"""

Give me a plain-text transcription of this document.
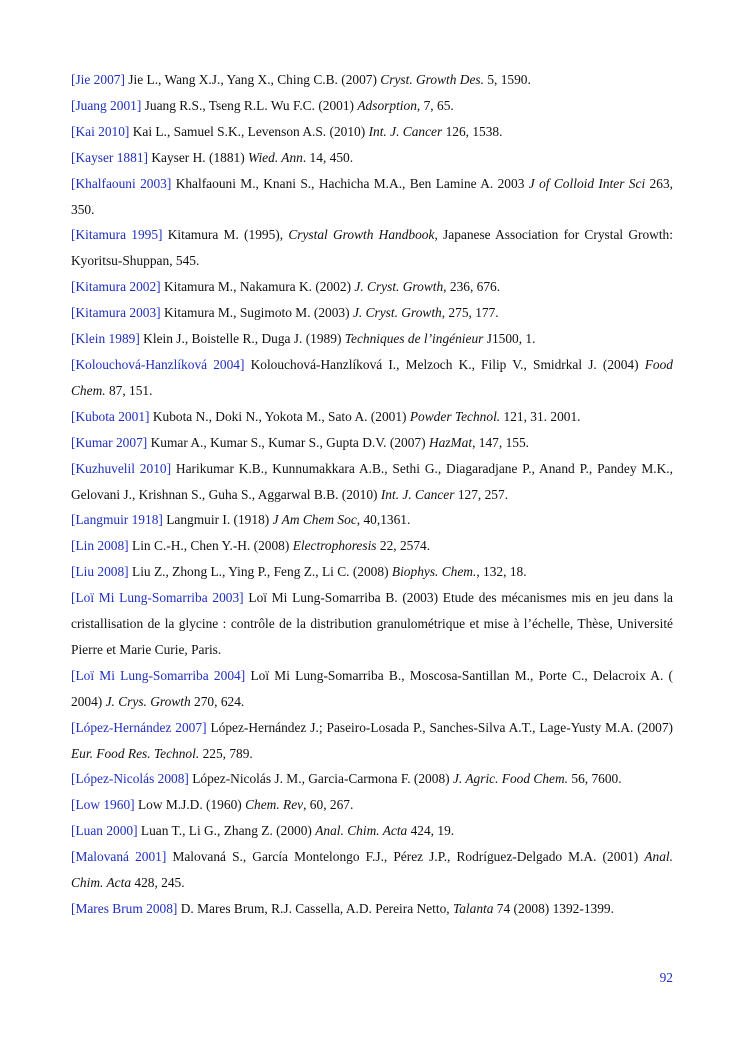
[Jie 2007] Jie L., Wang X.J., Yang X., Ching C.B. (2007) Cryst. Growth Des. 5, 1590.

[Juang 2001] Juang R.S., Tseng R.L. Wu F.C. (2001) Adsorption, 7, 65.

[Kai 2010] Kai L., Samuel S.K., Levenson A.S. (2010) Int. J. Cancer 126, 1538.

[Kayser 1881] Kayser H. (1881) Wied. Ann. 14, 450.

[Khalfaouni 2003] Khalfaouni M., Knani S., Hachicha M.A., Ben Lamine A. 2003 J of Colloid Inter Sci 263, 350.

[Kitamura 1995] Kitamura M. (1995), Crystal Growth Handbook, Japanese Association for Crystal Growth: Kyoritsu-Shuppan, 545.

[Kitamura 2002] Kitamura M., Nakamura K. (2002) J. Cryst. Growth, 236, 676.

[Kitamura 2003] Kitamura M., Sugimoto M. (2003) J. Cryst. Growth, 275, 177.

[Klein 1989] Klein J., Boistelle R., Duga J. (1989) Techniques de l’ingénieur J1500, 1.

[Kolouchová-Hanzlíková 2004] Kolouchová-Hanzlíková I., Melzoch K., Filip V., Smidrkal J. (2004) Food Chem. 87, 151.

[Kubota 2001] Kubota N., Doki N., Yokota M., Sato A. (2001) Powder Technol. 121, 31. 2001.

[Kumar 2007] Kumar A., Kumar S., Kumar S., Gupta D.V. (2007) HazMat, 147, 155.

[Kuzhuvelil 2010] Harikumar K.B., Kunnumakkara A.B., Sethi G., Diagaradjane P., Anand P., Pandey M.K., Gelovani J., Krishnan S., Guha S., Aggarwal B.B. (2010) Int. J. Cancer 127, 257.

[Langmuir 1918] Langmuir I. (1918) J Am Chem Soc, 40,1361.

[Lin 2008] Lin C.-H., Chen Y.-H. (2008) Electrophoresis 22, 2574.

[Liu 2008] Liu Z., Zhong L., Ying P., Feng Z., Li C. (2008) Biophys. Chem., 132, 18.

[Loï Mi Lung-Somarriba 2003] Loï Mi Lung-Somarriba B. (2003) Etude des mécanismes mis en jeu dans la cristallisation de la glycine : contrôle de la distribution granulométrique et mise à l’échelle, Thèse, Université Pierre et Marie Curie, Paris.

[Loï Mi Lung-Somarriba 2004] Loï Mi Lung-Somarriba B., Moscosa-Santillan M., Porte C., Delacroix A. ( 2004) J. Crys. Growth 270, 624.

[López-Hernández 2007] López-Hernández J.; Paseiro-Losada P., Sanches-Silva A.T., Lage-Yusty M.A. (2007) Eur. Food Res. Technol. 225, 789.

[López-Nicolás 2008] López-Nicolás J. M., Garcia-Carmona F. (2008) J. Agric. Food Chem. 56, 7600.

[Low 1960] Low M.J.D. (1960) Chem. Rev, 60, 267.

[Luan 2000] Luan T., Li G., Zhang Z. (2000) Anal. Chim. Acta 424, 19.

[Malovaná 2001] Malovaná S., García Montelongo F.J., Pérez J.P., Rodríguez-Delgado M.A. (2001) Anal. Chim. Acta 428, 245.

[Mares Brum 2008] D. Mares Brum, R.J. Cassella, A.D. Pereira Netto, Talanta 74 (2008) 1392-1399.

92
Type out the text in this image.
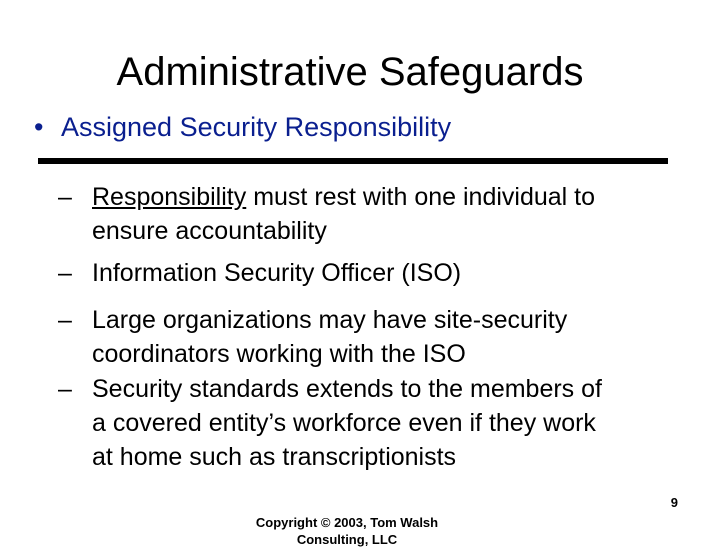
Administrative Safeguards
• Assigned Security Responsibility
– Responsibility must rest with one individual to
ensure accountability
– Information Security Officer (ISO)
– Large organizations may have site-security
coordinators working with the ISO
– Security standards extends to the members of
a covered entity’s workforce even if they work
at home such as transcriptionists
9
Copyright © 2003, Tom Walsh
Consulting, LLC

"""

* _Required work_: Above are some records. Report the number of their lines that include "Food", and add nothing else.

* _Task response_: 3